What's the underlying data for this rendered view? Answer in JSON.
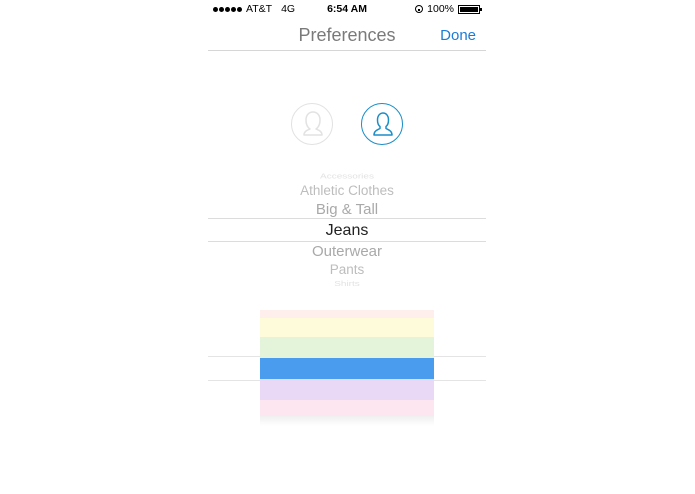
{
  "status_bar": {
    "carrier": "AT&T",
    "network": "4G",
    "time": "6:54 AM",
    "battery": "100%",
    "icons": [
      "signal-dots-icon",
      "rotation-lock-icon",
      "battery-icon"
    ]
  },
  "nav": {
    "title": "Preferences",
    "done_label": "Done"
  },
  "gender": {
    "options": [
      "female-profile-icon",
      "male-profile-icon"
    ],
    "selected_color": "#1b8ec8",
    "unselected_color": "#e2e2e2"
  },
  "category_picker": {
    "items": [
      "Accessories",
      "Athletic Clothes",
      "Big & Tall",
      "Jeans",
      "Outerwear",
      "Pants",
      "Shirts"
    ],
    "selected": "Jeans"
  },
  "color_picker": {
    "colors": [
      "#fde8e4",
      "#fdfbd9",
      "#e4f4da",
      "#4a9cee",
      "#e9d9f6",
      "#fde6ef"
    ],
    "selected_color": "#4a9cee"
  },
  "accent_color": "#1b7bd8"
}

-- TASK TO CARRY OUT --
Say how many lines in the records hold "profile", with the number as the whole reply.

-- RESULT OF THE EXERCISE --
2